[Excerpts from a dataset]
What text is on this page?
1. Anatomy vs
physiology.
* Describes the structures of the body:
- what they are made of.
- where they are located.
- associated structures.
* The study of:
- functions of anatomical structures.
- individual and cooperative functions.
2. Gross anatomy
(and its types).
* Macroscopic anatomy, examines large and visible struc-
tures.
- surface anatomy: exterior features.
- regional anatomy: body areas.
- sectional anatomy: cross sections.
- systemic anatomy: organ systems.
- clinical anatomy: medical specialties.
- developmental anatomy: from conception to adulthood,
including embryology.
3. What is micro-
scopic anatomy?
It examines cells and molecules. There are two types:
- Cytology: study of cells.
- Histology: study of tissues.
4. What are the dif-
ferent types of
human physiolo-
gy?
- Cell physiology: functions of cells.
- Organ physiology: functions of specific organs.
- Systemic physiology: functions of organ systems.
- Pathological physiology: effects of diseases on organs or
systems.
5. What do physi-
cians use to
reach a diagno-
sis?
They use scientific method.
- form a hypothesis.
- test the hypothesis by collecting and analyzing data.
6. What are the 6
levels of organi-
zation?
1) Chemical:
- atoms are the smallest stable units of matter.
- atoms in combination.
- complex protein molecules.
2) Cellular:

==

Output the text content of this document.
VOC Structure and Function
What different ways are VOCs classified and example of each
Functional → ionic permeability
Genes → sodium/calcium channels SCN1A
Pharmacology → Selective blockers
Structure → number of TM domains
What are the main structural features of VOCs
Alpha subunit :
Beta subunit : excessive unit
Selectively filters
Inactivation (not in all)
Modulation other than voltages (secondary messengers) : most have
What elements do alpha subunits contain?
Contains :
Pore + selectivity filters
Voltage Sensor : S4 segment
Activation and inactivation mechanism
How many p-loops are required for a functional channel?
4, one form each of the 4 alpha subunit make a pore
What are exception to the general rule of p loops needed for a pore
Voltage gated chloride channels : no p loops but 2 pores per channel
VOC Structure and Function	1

---

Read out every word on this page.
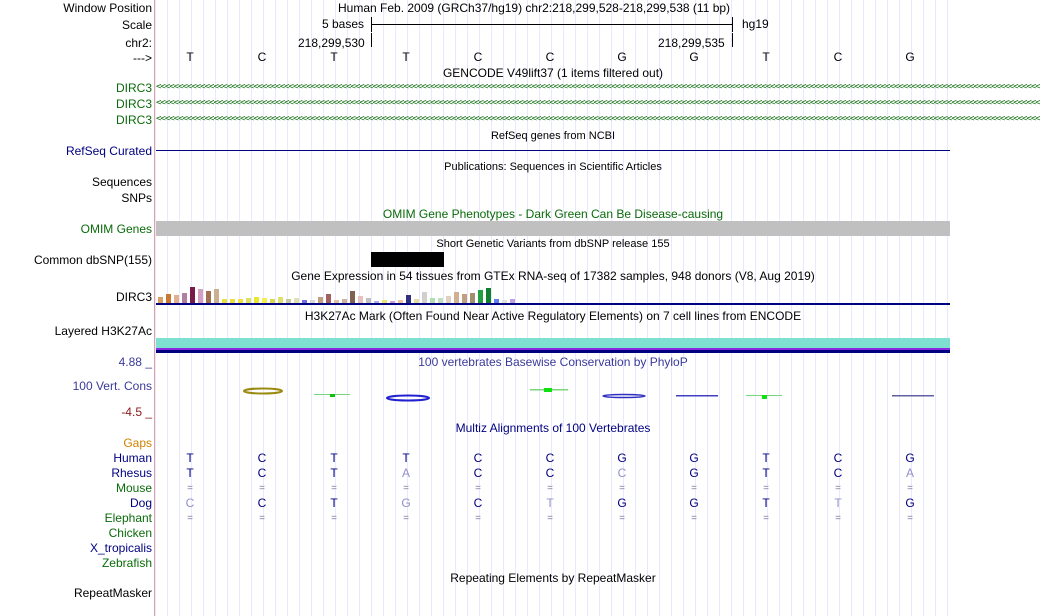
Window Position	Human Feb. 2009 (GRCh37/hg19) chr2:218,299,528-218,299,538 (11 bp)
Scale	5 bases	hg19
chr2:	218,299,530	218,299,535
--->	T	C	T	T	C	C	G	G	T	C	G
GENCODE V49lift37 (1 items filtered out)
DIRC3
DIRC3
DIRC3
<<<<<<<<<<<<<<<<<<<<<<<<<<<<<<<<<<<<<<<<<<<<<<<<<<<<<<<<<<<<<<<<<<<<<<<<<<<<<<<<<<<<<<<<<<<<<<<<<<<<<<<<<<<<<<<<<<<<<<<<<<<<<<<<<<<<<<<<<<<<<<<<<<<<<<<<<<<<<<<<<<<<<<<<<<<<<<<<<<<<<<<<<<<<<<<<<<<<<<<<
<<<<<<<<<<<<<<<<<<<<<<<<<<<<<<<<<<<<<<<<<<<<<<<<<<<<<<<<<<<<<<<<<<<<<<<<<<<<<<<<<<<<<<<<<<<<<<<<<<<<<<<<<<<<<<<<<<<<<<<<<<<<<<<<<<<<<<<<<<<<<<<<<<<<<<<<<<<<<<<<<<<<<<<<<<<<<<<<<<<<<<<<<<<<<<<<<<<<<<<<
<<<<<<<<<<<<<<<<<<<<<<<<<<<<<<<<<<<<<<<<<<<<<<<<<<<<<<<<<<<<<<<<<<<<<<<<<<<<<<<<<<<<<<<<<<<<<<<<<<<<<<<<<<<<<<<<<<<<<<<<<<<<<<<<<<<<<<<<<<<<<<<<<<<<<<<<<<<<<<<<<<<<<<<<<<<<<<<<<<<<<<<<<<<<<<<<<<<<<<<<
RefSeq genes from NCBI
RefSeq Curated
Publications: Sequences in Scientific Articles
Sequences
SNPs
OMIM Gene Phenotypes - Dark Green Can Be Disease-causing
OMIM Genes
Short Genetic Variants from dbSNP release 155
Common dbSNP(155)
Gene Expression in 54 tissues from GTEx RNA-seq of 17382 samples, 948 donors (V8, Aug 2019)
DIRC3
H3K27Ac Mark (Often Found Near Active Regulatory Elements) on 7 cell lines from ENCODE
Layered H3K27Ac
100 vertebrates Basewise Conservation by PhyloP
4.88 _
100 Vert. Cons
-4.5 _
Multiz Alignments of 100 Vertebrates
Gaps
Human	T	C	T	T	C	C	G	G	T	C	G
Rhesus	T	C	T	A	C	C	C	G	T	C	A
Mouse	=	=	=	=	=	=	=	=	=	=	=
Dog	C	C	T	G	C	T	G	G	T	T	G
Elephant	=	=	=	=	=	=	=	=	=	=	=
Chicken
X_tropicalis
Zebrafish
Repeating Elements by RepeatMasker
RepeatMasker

* [Task objective] Check every line above for the string "physiology", and copy the ones that have it.

* [Answer for the task]
physiology.
- Cell physiology: functions of cells.
- Organ physiology: functions of specific organs.
- Systemic physiology: functions of organ systems.
- Pathological physiology: effects of diseases on organs or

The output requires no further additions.